• Material shown:
□ □ □ □

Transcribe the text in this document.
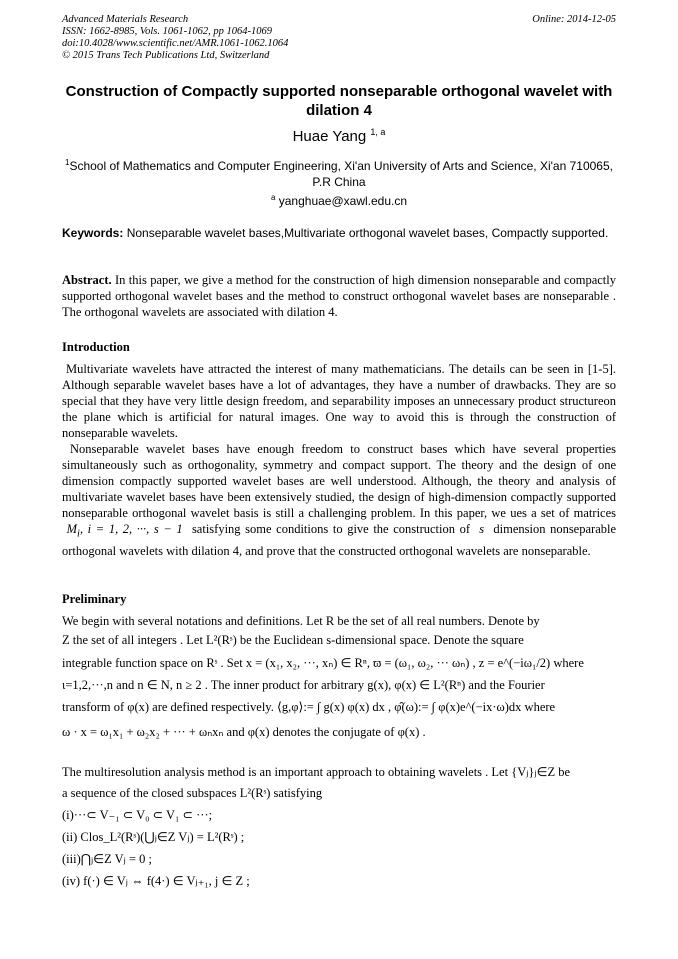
Advanced Materials Research
ISSN: 1662-8985, Vols. 1061-1062, pp 1064-1069
doi:10.4028/www.scientific.net/AMR.1061-1062.1064
© 2015 Trans Tech Publications Ltd, Switzerland
Online: 2014-12-05
Construction of Compactly supported nonseparable orthogonal wavelet with dilation 4
Huae Yang $^{1, a}$
$^1$School of Mathematics and Computer Engineering, Xi'an University of Arts and Science, Xi'an 710065, P.R China
$^a$ yanghuae@xawl.edu.cn
Keywords: Nonseparable wavelet bases,Multivariate orthogonal wavelet bases, Compactly supported.
Abstract. In this paper, we give a method for the construction of high dimension nonseparable and compactly supported orthogonal wavelet bases and the method to construct orthogonal wavelet bases are nonseparable . The orthogonal wavelets are associated with dilation 4.
Introduction
Multivariate wavelets have attracted the interest of many mathematicians. The details can be seen in [1-5]. Although separable wavelet bases have a lot of advantages, they have a number of drawbacks. They are so special that they have very little design freedom, and separability imposes an unnecessary product structureon the plane which is artificial for natural images. One way to avoid this is through the construction of nonseparable wavelets.
Nonseparable wavelet bases have enough freedom to construct bases which have several properties simultaneously such as orthogonality, symmetry and compact support. The theory and the design of one dimension compactly supported wavelet bases are well understood. Although, the theory and analysis of multivariate wavelet bases have been extensively studied, the design of high-dimension compactly supported nonseparable orthogonal wavelet basis is still a challenging problem. In this paper, we ues a set of matrices  $M_i$, i = 1, 2, ···, s − 1  satisfying some conditions to give the construction of  s  dimension nonseparable orthogonal wavelets with dilation 4, and prove that the constructed orthogonal wavelets are nonseparable.
Preliminary
We begin with several notations and definitions. Let R be the set of all real numbers. Denote by
Z the set of all integers . Let L²(Rˢ) be the Euclidean s-dimensional space. Denote the square
integrable function space on Rˢ . Set x = (x₁, x₂, ···, xₙ) ∈ Rⁿ, ϖ = (ω₁, ω₂, ··· ωₙ) , z = e^(−iω₁/2) where
ι=1,2,···,n and n ∈ N, n ≥ 2 . The inner product for arbitrary g(x), φ(x) ∈ L²(Rⁿ) and the Fourier
transform of φ(x) are defined respectively. ⟨g,φ⟩:= ∫ g(x) φ(x) dx , φ̂(ω):= ∫ φ(x)e^(−ix·ω)dx where
ω · x = ω₁x₁ + ω₂x₂ + ··· + ωₙxₙ and φ(x) denotes the conjugate of φ(x) .
The multiresolution analysis method is an important approach to obtaining wavelets . Let {Vⱼ}ⱼ∈Z be
a sequence of the closed subspaces L²(Rˢ) satisfying
(i)···⊂ V₋₁ ⊂ V₀ ⊂ V₁ ⊂ ···;
(ii) Clos_L²(Rˢ)(⋃ⱼ∈Z Vⱼ) = L²(Rˢ) ;
(iii)⋂ⱼ∈Z Vⱼ = 0 ;
(iv) f(·) ∈ Vⱼ ⇔ f(4·) ∈ Vⱼ₊₁, j ∈ Z ;
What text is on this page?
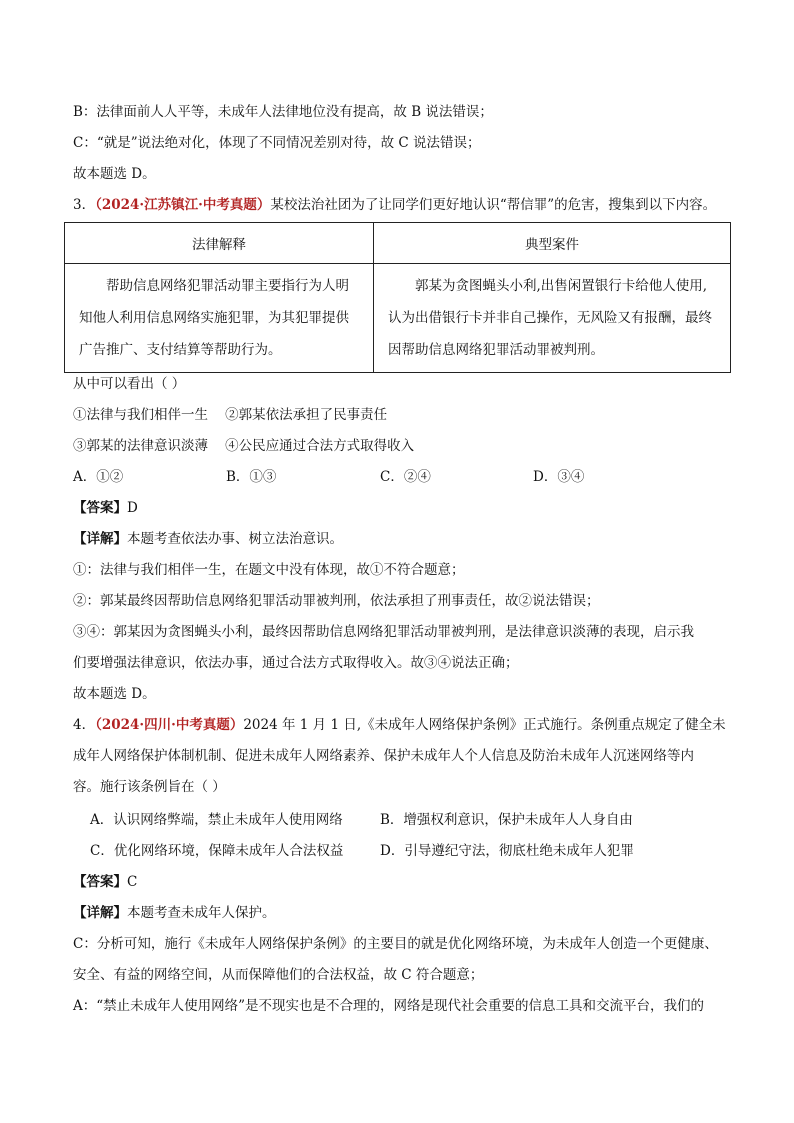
B：法律面前人人平等，未成年人法律地位没有提高，故 B 说法错误；
C：“就是”说法绝对化，体现了不同情况差别对待，故 C 说法错误；
故本题选 D。
3．（2024·江苏镇江·中考真题）某校法治社团为了让同学们更好地认识“帮信罪”的危害，搜集到以下内容。
法律解释	典型案件

帮助信息网络犯罪活动罪主要指行为人明知他人利用信息网络实施犯罪，为其犯罪提供广告推广、支付结算等帮助行为。	郭某为贪图蝇头小利,出售闲置银行卡给他人使用,认为出借银行卡并非自己操作，无风险又有报酬，最终因帮助信息网络犯罪活动罪被判刑。
从中可以看出（ ）
①法律与我们相伴一生    ②郭某依法承担了民事责任
③郭某的法律意识淡薄    ④公民应通过合法方式取得收入
A．①②	B．①③	C．②④	D．③④
【答案】D
【详解】本题考查依法办事、树立法治意识。
①：法律与我们相伴一生，在题文中没有体现，故①不符合题意；
②：郭某最终因帮助信息网络犯罪活动罪被判刑，依法承担了刑事责任，故②说法错误；
③④：郭某因为贪图蝇头小利，最终因帮助信息网络犯罪活动罪被判刑，是法律意识淡薄的表现，启示我
们要增强法律意识，依法办事，通过合法方式取得收入。故③④说法正确；
故本题选 D。
4．（2024·四川·中考真题）2024 年 1 月 1 日,《未成年人网络保护条例》正式施行。条例重点规定了健全未
成年人网络保护体制机制、促进未成年人网络素养、保护未成年人个人信息及防治未成年人沉迷网络等内
容。施行该条例旨在（ ）
A．认识网络弊端，禁止未成年人使用网络	B．增强权利意识，保护未成年人人身自由
C．优化网络环境，保障未成年人合法权益	D．引导遵纪守法，彻底杜绝未成年人犯罪
【答案】C
【详解】本题考查未成年人保护。
C：分析可知，施行《未成年人网络保护条例》的主要目的就是优化网络环境，为未成年人创造一个更健康、
安全、有益的网络空间，从而保障他们的合法权益，故 C 符合题意；
A：“禁止未成年人使用网络”是不现实也是不合理的，网络是现代社会重要的信息工具和交流平台，我们的
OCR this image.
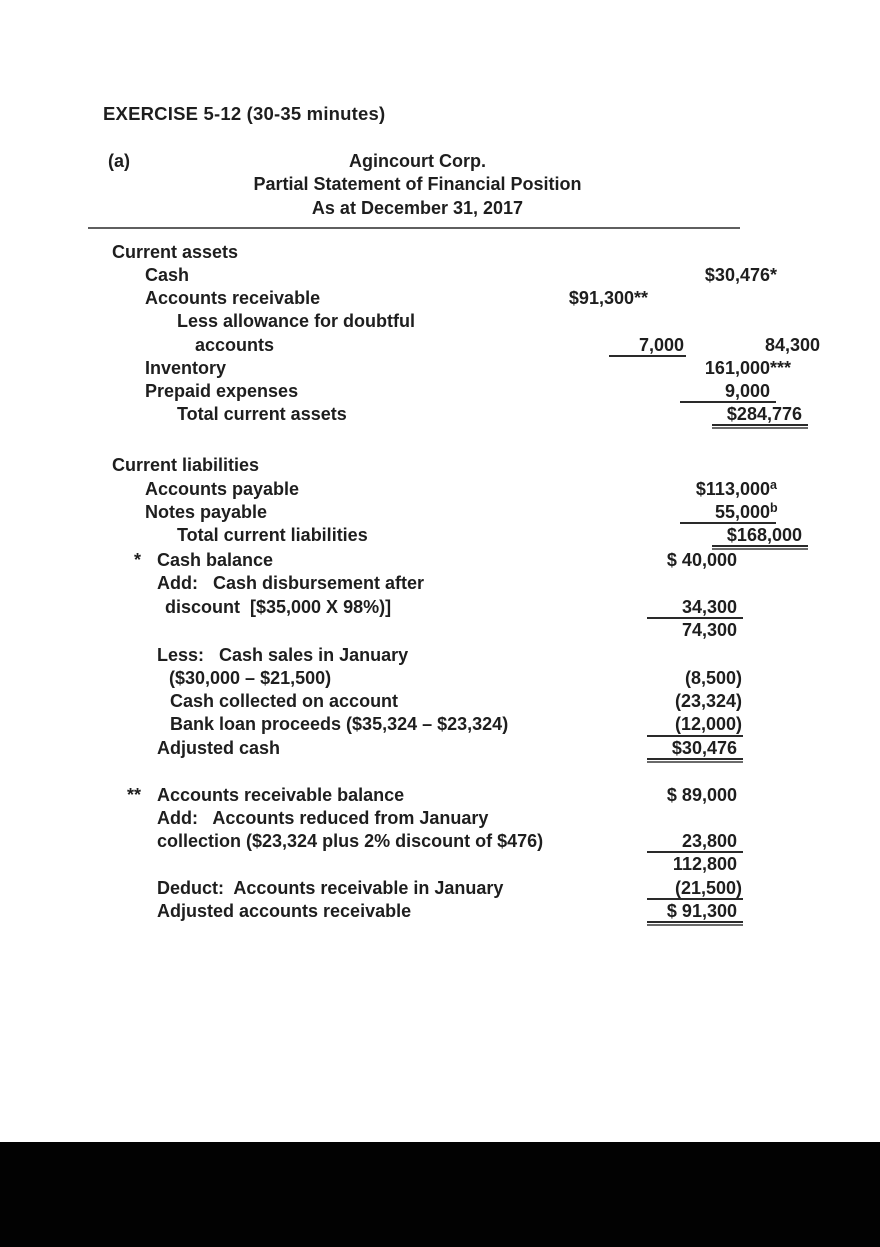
EXERCISE 5-12 (30-35 minutes)
(a)	Agincourt Corp.
Partial Statement of Financial Position
As at December 31, 2017
Current assets
Cash	$30,476 *
Accounts receivable	$91,300 **
Less allowance for doubtful
accounts	7,000	84,300
Inventory	161,000 ***
Prepaid expenses	9,000
Total current assets	$284,776
Current liabilities
Accounts payable	$113,000 a
Notes payable	55,000 b
Total current liabilities	$168,000
* Cash balance	$ 40,000
Add:   Cash disbursement after
discount  [$35,000 X 98%)]	34,300
74,300
Less:   Cash sales in January
($30,000 – $21,500)	(8,500)
Cash collected on account	(23,324)
Bank loan proceeds ($35,324 – $23,324)	(12,000)
Adjusted cash	$30,476
** Accounts receivable balance	$ 89,000
Add:   Accounts reduced from January
collection ($23,324 plus 2% discount of $476)	23,800
112,800
Deduct:  Accounts receivable in January	(21,500)
Adjusted accounts receivable	$ 91,300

□ □ □ □

• What to do: Exactly how many lines of the listing above contain the string "where"? Give no more than the number.

• Answer to this exercise: 2